--- begin ---
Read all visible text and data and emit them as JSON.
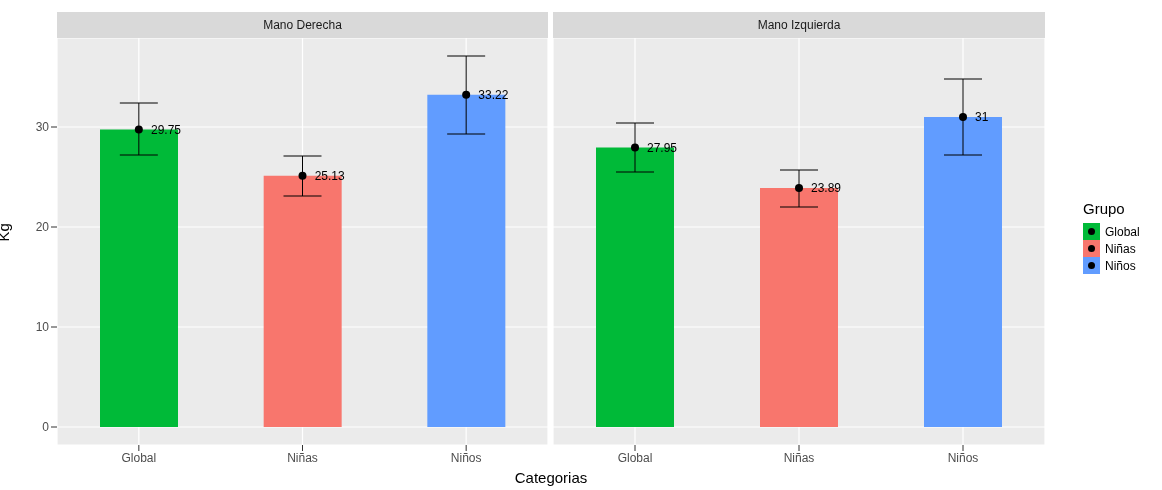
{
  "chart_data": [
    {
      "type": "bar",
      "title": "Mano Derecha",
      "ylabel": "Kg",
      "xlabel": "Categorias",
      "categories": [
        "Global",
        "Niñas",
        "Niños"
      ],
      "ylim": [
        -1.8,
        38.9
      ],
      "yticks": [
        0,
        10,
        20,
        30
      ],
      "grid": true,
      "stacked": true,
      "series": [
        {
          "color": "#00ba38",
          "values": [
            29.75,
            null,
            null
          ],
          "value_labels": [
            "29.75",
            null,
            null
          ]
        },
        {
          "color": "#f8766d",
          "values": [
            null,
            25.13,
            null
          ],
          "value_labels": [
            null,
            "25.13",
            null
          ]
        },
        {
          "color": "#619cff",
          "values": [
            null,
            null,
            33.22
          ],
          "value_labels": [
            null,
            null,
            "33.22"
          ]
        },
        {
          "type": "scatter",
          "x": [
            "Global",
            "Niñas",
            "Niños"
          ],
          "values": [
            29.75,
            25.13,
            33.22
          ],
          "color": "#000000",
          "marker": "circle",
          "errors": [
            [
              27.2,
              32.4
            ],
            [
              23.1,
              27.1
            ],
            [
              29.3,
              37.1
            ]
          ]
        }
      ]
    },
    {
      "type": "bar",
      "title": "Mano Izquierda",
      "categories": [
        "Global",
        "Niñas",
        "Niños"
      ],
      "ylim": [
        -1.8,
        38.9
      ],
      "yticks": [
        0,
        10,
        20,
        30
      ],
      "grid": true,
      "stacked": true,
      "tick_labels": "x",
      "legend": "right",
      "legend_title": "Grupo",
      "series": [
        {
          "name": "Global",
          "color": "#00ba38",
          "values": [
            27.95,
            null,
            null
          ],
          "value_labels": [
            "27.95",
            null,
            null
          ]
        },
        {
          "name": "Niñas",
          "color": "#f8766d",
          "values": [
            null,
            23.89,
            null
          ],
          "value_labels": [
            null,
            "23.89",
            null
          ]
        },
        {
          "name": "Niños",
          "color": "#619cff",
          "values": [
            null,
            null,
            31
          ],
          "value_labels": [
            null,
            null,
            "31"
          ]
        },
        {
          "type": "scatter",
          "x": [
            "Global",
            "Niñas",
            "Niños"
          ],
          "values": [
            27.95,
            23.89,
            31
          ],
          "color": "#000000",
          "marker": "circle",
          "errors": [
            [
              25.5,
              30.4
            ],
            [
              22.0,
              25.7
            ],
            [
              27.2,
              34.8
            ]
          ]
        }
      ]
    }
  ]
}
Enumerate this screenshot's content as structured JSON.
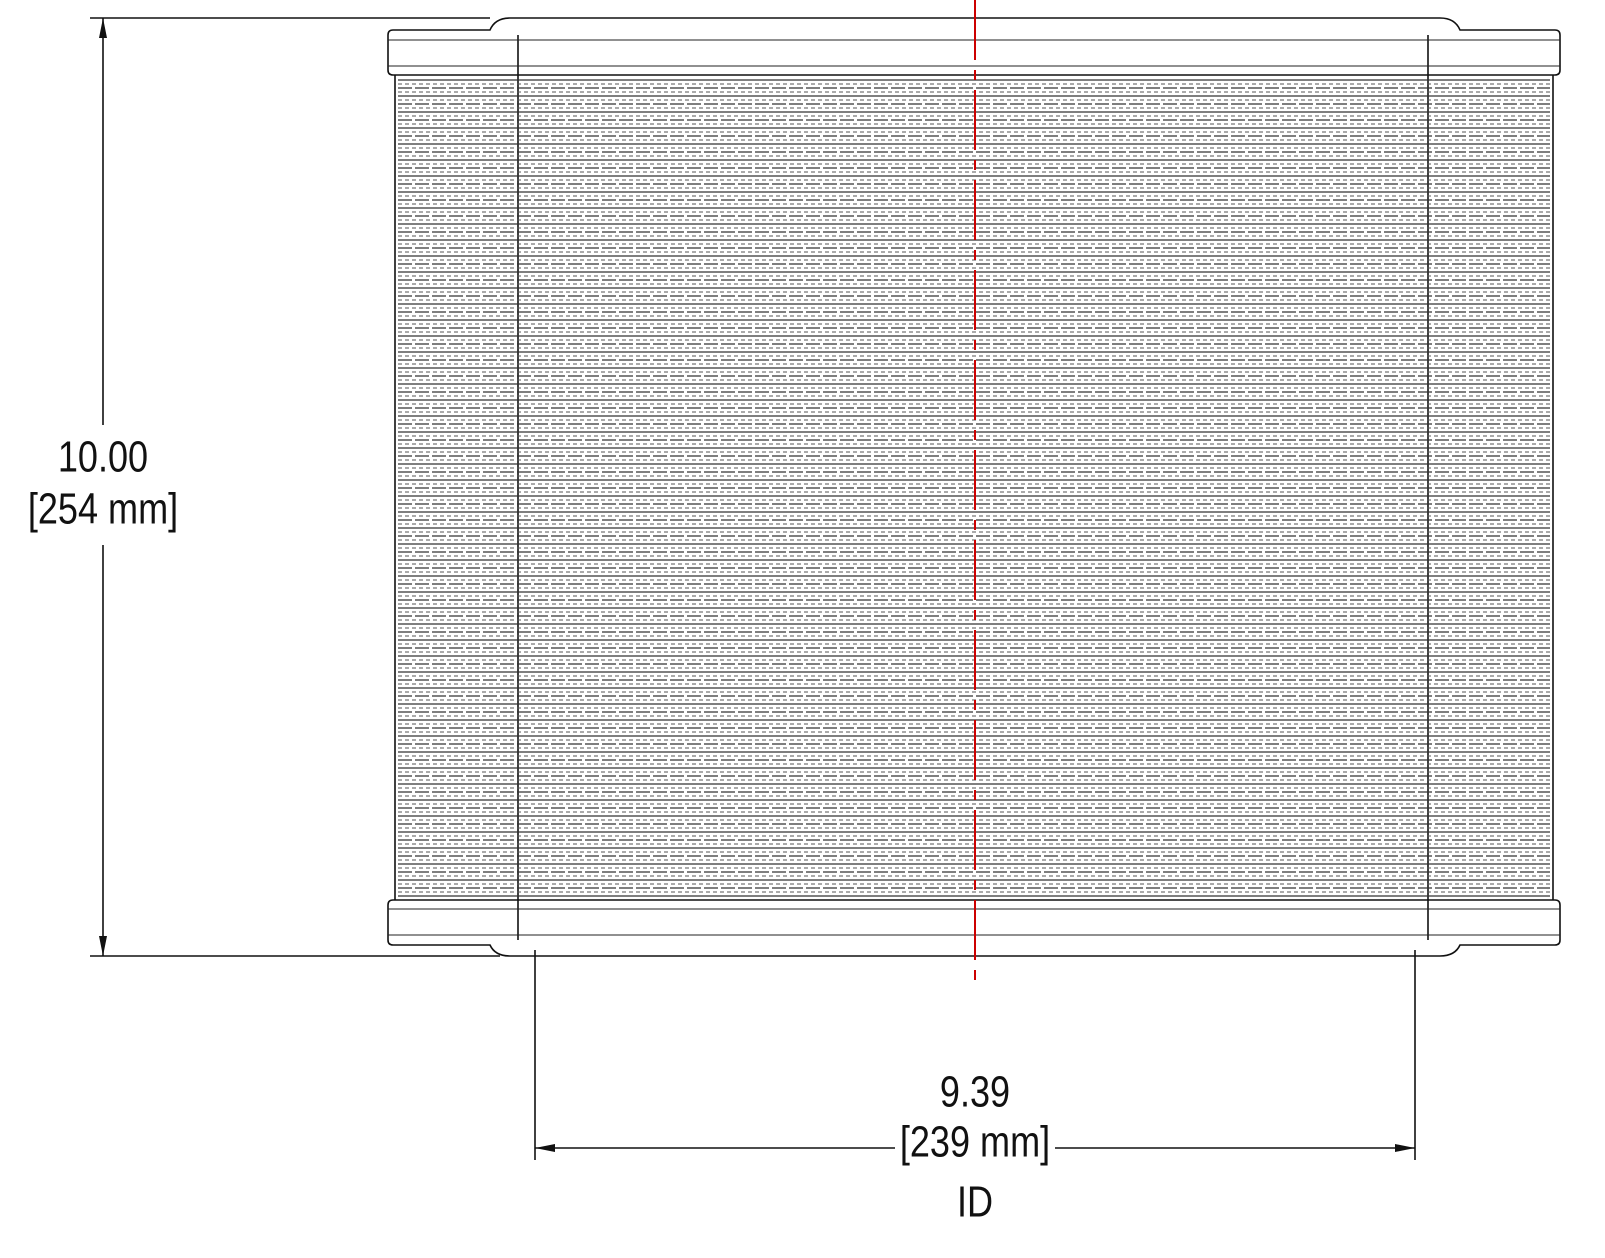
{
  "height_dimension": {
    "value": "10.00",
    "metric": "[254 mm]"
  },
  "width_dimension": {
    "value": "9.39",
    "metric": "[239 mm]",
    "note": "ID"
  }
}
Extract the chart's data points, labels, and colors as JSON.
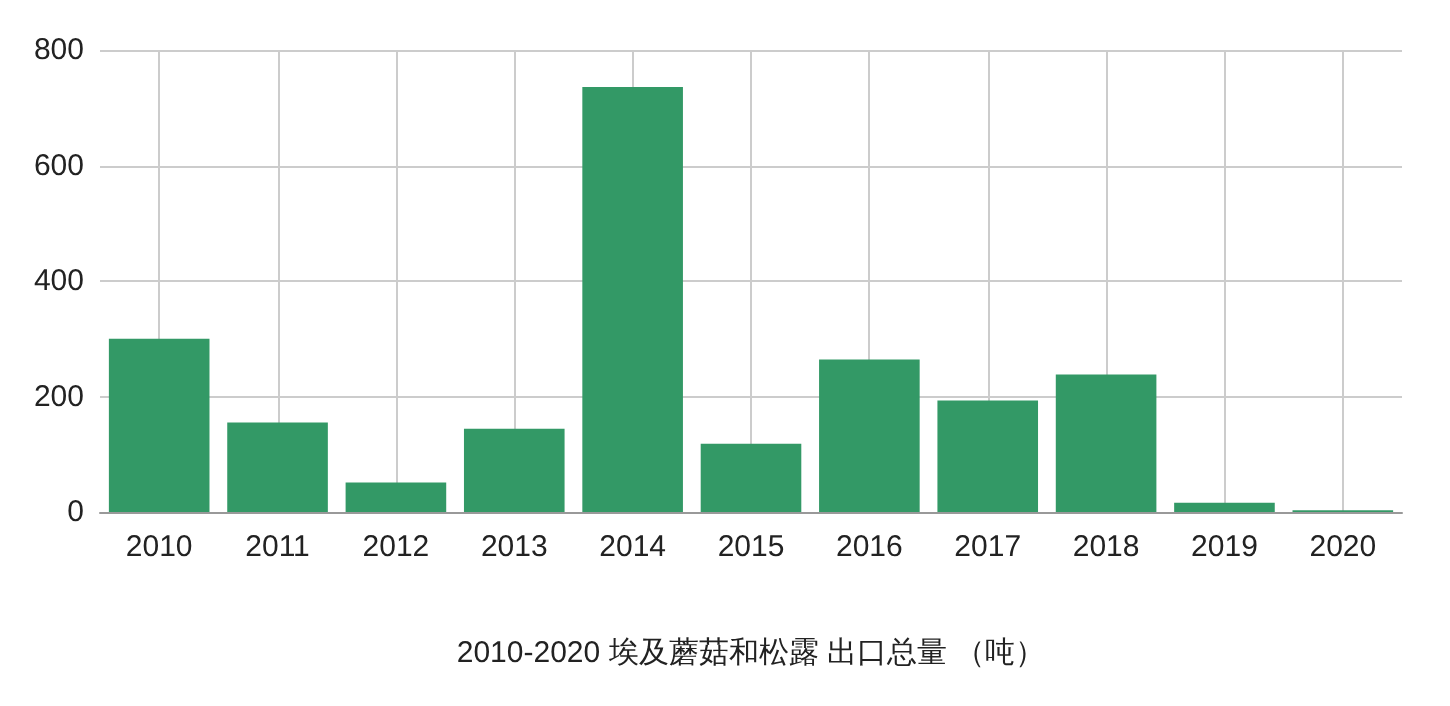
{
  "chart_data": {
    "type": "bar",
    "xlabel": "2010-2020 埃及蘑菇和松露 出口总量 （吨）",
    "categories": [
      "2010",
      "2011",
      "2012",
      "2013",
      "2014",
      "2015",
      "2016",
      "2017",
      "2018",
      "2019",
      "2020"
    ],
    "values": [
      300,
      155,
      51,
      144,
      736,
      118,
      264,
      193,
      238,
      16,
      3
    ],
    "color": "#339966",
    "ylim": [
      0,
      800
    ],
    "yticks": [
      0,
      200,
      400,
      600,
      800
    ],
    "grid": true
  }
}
--- end ---
### Task instructions
Pick out and copy the lines of the material that include the word "xlabel".

### Exercise answer
      "xlabel": "Categorias",
    "xlabel": "2010-2020 埃及蘑菇和松露 出口总量 （吨）",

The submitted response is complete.